-- Start of Material for this task --

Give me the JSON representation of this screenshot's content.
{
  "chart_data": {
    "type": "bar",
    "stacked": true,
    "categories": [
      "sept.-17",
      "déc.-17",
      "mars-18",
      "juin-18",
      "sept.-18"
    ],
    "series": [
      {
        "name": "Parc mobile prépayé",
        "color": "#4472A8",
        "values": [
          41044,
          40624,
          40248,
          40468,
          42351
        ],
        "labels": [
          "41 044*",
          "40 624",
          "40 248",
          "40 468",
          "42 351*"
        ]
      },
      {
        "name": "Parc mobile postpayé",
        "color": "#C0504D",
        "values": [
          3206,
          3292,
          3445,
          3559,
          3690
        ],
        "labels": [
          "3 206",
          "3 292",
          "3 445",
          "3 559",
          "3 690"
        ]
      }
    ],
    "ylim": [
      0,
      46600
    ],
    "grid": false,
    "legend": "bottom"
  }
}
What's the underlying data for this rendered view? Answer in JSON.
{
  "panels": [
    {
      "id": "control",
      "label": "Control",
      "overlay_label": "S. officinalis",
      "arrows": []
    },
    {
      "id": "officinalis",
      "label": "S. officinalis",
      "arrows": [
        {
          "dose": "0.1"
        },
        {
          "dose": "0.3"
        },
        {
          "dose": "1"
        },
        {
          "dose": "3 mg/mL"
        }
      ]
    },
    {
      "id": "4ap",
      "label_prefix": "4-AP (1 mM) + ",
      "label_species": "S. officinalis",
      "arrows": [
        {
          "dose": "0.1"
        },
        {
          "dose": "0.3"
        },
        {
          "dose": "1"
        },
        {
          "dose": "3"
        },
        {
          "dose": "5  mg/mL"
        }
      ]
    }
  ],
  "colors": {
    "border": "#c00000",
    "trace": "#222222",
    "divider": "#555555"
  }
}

-- End of Material for this task --

Task statement - Each line of the listing should be copied exactly.

Correct output -
Give me the JSON representation of this screenshot's content.
{
  "chart_data": {
    "type": "bar",
    "stacked": true,
    "categories": [
      "sept.-17",
      "déc.-17",
      "mars-18",
      "juin-18",
      "sept.-18"
    ],
    "series": [
      {
        "name": "Parc mobile prépayé",
        "color": "#4472A8",
        "values": [
          41044,
          40624,
          40248,
          40468,
          42351
        ],
        "labels": [
          "41 044*",
          "40 624",
          "40 248",
          "40 468",
          "42 351*"
        ]
      },
      {
        "name": "Parc mobile postpayé",
        "color": "#C0504D",
        "values": [
          3206,
          3292,
          3445,
          3559,
          3690
        ],
        "labels": [
          "3 206",
          "3 292",
          "3 445",
          "3 559",
          "3 690"
        ]
      }
    ],
    "ylim": [
      0,
      46600
    ],
    "grid": false,
    "legend": "bottom"
  }
}
What's the underlying data for this rendered view? Answer in JSON.
{
  "panels": [
    {
      "id": "control",
      "label": "Control",
      "overlay_label": "S. officinalis",
      "arrows": []
    },
    {
      "id": "officinalis",
      "label": "S. officinalis",
      "arrows": [
        {
          "dose": "0.1"
        },
        {
          "dose": "0.3"
        },
        {
          "dose": "1"
        },
        {
          "dose": "3 mg/mL"
        }
      ]
    },
    {
      "id": "4ap",
      "label_prefix": "4-AP (1 mM) + ",
      "label_species": "S. officinalis",
      "arrows": [
        {
          "dose": "0.1"
        },
        {
          "dose": "0.3"
        },
        {
          "dose": "1"
        },
        {
          "dose": "3"
        },
        {
          "dose": "5  mg/mL"
        }
      ]
    }
  ],
  "colors": {
    "border": "#c00000",
    "trace": "#222222",
    "divider": "#555555"
  }
}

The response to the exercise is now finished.